| Records to process |
◆ ◆ ◆ ◆
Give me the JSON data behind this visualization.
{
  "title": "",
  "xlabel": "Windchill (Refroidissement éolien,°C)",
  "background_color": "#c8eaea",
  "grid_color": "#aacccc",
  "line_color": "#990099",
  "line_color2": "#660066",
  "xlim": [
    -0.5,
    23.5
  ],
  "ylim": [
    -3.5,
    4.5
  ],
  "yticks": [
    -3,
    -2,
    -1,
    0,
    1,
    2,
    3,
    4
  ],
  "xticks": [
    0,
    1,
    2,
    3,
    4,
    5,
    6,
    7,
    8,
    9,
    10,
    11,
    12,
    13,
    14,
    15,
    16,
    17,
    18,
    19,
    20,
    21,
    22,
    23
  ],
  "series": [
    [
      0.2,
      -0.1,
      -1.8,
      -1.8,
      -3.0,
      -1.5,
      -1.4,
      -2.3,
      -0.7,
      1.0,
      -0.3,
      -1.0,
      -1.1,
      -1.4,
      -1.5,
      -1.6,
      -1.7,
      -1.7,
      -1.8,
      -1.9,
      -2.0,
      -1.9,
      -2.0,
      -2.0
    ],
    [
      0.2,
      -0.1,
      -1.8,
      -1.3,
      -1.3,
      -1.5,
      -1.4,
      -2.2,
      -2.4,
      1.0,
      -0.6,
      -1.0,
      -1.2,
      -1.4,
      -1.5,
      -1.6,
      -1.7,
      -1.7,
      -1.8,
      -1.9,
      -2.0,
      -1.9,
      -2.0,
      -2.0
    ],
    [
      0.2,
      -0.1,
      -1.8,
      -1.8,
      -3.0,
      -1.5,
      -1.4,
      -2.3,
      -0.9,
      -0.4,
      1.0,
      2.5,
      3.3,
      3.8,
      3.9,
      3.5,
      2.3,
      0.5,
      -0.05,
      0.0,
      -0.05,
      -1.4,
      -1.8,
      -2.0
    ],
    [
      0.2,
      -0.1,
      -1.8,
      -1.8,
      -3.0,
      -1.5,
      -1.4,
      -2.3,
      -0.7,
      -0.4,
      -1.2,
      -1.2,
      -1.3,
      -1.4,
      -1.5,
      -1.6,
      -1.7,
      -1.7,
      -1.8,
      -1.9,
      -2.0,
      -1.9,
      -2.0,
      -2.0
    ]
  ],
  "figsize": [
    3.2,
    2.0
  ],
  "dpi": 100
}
◆ ◆ ◆ ◆
| The problem |
Retype the material in full, character for character.

| Answer in full |
Give me the JSON data behind this visualization.
{
  "title": "",
  "xlabel": "Windchill (Refroidissement éolien,°C)",
  "background_color": "#c8eaea",
  "grid_color": "#aacccc",
  "line_color": "#990099",
  "line_color2": "#660066",
  "xlim": [
    -0.5,
    23.5
  ],
  "ylim": [
    -3.5,
    4.5
  ],
  "yticks": [
    -3,
    -2,
    -1,
    0,
    1,
    2,
    3,
    4
  ],
  "xticks": [
    0,
    1,
    2,
    3,
    4,
    5,
    6,
    7,
    8,
    9,
    10,
    11,
    12,
    13,
    14,
    15,
    16,
    17,
    18,
    19,
    20,
    21,
    22,
    23
  ],
  "series": [
    [
      0.2,
      -0.1,
      -1.8,
      -1.8,
      -3.0,
      -1.5,
      -1.4,
      -2.3,
      -0.7,
      1.0,
      -0.3,
      -1.0,
      -1.1,
      -1.4,
      -1.5,
      -1.6,
      -1.7,
      -1.7,
      -1.8,
      -1.9,
      -2.0,
      -1.9,
      -2.0,
      -2.0
    ],
    [
      0.2,
      -0.1,
      -1.8,
      -1.3,
      -1.3,
      -1.5,
      -1.4,
      -2.2,
      -2.4,
      1.0,
      -0.6,
      -1.0,
      -1.2,
      -1.4,
      -1.5,
      -1.6,
      -1.7,
      -1.7,
      -1.8,
      -1.9,
      -2.0,
      -1.9,
      -2.0,
      -2.0
    ],
    [
      0.2,
      -0.1,
      -1.8,
      -1.8,
      -3.0,
      -1.5,
      -1.4,
      -2.3,
      -0.9,
      -0.4,
      1.0,
      2.5,
      3.3,
      3.8,
      3.9,
      3.5,
      2.3,
      0.5,
      -0.05,
      0.0,
      -0.05,
      -1.4,
      -1.8,
      -2.0
    ],
    [
      0.2,
      -0.1,
      -1.8,
      -1.8,
      -3.0,
      -1.5,
      -1.4,
      -2.3,
      -0.7,
      -0.4,
      -1.2,
      -1.2,
      -1.3,
      -1.4,
      -1.5,
      -1.6,
      -1.7,
      -1.7,
      -1.8,
      -1.9,
      -2.0,
      -1.9,
      -2.0,
      -2.0
    ]
  ],
  "figsize": [
    3.2,
    2.0
  ],
  "dpi": 100
}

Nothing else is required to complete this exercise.